** start Source records **

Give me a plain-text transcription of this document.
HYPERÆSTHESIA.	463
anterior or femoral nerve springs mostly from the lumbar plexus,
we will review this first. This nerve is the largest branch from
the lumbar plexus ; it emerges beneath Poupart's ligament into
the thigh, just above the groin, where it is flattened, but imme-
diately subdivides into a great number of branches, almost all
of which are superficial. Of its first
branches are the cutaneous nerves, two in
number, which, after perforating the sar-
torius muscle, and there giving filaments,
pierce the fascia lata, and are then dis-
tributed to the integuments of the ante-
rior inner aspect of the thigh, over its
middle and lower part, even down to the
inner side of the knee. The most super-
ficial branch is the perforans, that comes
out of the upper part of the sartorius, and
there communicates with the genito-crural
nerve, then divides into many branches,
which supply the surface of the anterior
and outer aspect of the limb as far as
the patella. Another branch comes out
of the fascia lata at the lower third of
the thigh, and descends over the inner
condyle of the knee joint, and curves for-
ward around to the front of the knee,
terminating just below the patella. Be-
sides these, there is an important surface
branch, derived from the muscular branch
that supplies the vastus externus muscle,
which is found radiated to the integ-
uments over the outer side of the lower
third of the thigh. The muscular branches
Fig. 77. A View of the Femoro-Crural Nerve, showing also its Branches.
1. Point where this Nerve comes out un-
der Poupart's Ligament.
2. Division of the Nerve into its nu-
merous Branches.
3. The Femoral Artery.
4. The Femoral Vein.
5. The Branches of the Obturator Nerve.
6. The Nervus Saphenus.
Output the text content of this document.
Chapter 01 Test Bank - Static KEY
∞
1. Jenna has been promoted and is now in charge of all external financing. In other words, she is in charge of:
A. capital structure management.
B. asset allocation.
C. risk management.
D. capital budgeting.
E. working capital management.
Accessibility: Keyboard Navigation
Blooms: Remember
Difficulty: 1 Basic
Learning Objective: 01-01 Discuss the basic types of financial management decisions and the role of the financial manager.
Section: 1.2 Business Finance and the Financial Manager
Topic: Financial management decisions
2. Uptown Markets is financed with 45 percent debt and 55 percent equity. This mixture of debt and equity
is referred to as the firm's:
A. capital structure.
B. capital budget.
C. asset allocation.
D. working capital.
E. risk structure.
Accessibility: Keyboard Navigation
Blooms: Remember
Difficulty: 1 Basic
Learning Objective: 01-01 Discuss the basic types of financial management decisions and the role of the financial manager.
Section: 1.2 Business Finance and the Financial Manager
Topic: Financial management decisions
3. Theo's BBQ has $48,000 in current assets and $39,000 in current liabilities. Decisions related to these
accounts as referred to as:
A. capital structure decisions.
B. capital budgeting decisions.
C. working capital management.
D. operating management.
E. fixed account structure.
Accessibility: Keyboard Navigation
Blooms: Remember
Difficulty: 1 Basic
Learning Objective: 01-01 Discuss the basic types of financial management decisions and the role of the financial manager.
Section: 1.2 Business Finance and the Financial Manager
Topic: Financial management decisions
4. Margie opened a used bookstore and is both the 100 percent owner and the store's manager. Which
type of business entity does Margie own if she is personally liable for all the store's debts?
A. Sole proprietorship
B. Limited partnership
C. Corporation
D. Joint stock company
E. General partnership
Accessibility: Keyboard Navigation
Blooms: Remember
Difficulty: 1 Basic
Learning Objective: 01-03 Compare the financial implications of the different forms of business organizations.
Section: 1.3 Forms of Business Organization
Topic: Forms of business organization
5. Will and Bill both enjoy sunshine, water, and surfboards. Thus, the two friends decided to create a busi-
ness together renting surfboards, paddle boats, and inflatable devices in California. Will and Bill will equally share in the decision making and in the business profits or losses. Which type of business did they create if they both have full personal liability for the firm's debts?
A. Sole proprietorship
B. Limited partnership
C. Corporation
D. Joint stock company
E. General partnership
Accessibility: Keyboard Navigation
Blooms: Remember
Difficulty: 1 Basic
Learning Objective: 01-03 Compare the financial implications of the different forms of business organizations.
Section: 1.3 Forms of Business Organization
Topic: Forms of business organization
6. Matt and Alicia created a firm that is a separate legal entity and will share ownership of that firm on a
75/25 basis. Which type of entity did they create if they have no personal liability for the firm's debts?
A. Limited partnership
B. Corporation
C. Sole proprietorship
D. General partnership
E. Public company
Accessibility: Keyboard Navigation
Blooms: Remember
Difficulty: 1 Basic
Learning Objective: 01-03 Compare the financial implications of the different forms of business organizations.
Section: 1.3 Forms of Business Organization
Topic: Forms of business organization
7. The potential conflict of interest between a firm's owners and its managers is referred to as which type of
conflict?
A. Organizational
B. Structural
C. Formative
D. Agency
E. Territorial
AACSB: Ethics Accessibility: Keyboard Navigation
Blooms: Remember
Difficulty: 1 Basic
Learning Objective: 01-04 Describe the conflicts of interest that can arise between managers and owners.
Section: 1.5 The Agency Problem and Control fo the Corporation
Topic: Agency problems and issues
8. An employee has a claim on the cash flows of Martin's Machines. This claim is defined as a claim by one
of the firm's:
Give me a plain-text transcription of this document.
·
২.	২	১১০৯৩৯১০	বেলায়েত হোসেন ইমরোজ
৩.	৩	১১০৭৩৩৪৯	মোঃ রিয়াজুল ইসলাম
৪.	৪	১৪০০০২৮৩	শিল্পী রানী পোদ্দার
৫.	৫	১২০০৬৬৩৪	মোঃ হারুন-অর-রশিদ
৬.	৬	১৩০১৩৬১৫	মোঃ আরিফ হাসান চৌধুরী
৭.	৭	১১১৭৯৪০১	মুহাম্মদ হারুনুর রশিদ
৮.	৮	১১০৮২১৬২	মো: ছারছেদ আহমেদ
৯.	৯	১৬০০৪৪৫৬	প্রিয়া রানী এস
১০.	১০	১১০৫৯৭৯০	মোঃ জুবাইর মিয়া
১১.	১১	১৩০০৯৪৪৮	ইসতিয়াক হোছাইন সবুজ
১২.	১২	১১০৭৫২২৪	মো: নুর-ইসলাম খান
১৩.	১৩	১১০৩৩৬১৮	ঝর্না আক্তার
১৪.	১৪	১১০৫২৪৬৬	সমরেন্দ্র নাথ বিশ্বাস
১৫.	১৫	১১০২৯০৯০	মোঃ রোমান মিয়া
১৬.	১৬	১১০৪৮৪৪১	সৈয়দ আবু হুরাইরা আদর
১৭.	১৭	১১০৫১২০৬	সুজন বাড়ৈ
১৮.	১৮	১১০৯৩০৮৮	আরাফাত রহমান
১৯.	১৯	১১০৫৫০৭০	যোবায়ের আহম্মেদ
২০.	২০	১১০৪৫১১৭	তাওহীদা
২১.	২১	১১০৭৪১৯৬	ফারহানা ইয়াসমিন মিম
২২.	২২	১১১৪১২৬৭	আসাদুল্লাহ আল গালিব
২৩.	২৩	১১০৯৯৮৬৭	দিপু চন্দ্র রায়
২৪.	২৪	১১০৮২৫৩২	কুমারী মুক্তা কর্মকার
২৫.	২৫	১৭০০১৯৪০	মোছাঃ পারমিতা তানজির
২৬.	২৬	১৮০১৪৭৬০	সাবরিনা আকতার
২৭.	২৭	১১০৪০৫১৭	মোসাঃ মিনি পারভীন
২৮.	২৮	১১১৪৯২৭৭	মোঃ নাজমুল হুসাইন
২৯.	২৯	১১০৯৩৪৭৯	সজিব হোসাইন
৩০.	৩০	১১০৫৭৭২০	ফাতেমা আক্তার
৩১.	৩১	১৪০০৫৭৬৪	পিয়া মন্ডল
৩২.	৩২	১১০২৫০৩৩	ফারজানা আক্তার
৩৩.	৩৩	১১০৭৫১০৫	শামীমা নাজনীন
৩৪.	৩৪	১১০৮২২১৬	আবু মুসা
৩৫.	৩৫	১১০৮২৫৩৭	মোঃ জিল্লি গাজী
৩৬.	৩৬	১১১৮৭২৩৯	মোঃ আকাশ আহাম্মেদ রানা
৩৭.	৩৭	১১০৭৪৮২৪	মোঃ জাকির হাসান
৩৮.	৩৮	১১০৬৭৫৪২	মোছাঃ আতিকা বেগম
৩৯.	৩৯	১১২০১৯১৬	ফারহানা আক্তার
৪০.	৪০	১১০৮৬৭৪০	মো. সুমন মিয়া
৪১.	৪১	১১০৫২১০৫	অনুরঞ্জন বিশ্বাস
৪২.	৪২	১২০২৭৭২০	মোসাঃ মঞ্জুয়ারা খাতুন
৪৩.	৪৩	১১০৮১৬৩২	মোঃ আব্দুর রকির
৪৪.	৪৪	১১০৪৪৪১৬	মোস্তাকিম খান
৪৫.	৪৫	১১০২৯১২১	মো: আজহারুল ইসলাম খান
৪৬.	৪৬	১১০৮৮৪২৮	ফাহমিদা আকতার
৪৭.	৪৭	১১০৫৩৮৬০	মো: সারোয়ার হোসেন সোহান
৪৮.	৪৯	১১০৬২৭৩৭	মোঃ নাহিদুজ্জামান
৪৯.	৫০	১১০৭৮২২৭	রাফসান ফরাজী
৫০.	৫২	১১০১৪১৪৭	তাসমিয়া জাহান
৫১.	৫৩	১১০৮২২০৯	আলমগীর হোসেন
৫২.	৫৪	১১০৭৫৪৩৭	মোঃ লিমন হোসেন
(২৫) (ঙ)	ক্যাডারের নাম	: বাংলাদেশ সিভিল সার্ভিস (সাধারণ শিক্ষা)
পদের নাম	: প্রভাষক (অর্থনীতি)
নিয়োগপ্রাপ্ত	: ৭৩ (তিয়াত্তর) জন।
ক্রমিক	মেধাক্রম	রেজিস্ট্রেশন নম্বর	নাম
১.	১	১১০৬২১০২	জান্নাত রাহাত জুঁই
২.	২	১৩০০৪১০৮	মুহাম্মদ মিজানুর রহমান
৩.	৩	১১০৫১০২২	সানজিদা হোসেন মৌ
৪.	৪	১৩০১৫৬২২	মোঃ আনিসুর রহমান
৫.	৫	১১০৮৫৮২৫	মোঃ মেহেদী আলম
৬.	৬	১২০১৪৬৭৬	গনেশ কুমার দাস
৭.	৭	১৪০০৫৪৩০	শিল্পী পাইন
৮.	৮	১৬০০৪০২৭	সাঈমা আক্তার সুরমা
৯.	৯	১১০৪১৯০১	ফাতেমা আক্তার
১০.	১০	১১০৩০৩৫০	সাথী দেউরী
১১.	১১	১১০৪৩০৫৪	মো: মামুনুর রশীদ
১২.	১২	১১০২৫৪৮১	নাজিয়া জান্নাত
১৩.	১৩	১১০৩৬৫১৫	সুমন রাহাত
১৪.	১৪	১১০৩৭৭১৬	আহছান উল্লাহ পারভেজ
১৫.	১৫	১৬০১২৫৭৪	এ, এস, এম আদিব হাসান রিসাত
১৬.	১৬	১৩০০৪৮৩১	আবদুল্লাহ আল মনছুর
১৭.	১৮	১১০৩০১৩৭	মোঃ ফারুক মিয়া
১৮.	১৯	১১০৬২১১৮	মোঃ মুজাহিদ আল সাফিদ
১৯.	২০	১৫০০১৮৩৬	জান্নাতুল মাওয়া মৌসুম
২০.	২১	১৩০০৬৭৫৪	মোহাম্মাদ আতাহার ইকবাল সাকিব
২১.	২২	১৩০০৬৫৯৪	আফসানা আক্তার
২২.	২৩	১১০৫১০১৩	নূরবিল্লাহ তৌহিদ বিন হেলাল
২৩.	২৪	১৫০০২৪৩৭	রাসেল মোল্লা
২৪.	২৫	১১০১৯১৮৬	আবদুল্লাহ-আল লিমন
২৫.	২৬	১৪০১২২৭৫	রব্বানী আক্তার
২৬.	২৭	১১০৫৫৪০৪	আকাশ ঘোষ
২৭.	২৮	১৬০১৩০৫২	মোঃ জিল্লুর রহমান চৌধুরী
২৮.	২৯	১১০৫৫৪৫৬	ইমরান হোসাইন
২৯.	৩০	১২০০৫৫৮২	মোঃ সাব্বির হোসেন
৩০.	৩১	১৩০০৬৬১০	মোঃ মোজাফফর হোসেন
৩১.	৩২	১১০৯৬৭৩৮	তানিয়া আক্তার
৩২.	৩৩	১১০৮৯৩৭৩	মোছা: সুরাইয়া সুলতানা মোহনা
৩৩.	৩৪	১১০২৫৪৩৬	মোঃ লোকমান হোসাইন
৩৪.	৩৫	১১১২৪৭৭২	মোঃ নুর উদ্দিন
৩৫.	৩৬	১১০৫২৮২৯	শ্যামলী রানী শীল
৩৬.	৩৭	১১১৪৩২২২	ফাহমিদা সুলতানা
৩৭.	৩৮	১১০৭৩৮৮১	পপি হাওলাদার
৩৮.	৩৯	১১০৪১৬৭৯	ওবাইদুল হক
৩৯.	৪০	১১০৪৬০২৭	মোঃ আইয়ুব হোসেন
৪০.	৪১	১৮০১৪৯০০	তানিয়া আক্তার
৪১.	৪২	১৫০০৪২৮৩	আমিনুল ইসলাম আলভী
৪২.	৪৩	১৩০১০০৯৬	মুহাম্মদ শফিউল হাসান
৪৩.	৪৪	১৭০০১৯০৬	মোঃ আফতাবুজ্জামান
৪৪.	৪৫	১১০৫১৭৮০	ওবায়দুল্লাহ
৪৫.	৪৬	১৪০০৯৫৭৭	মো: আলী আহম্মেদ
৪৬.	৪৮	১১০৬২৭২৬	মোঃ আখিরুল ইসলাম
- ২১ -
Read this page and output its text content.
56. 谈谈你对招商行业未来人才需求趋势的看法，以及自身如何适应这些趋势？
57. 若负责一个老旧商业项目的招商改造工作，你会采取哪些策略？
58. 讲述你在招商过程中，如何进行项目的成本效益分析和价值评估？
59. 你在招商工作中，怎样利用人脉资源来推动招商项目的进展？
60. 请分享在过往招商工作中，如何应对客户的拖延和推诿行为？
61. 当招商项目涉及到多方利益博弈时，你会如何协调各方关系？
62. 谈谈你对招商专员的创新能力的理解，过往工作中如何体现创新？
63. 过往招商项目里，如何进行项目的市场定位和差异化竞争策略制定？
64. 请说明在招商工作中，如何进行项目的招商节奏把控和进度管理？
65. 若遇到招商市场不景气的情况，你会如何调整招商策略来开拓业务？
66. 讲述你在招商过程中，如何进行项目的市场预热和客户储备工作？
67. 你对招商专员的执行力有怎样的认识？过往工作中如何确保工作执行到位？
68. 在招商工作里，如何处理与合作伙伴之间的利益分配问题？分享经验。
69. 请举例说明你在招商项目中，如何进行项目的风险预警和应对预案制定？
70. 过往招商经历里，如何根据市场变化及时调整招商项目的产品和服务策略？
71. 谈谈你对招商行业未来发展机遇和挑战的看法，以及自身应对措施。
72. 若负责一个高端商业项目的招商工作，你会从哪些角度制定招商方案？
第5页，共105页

** end Source records **

To do:
Gather all lines where the word "with" appears.

Solved problem:
there communicates with the genito-crural
2. Uptown Markets is financed with 45 percent debt and 55 percent equity. This mixture of debt and equity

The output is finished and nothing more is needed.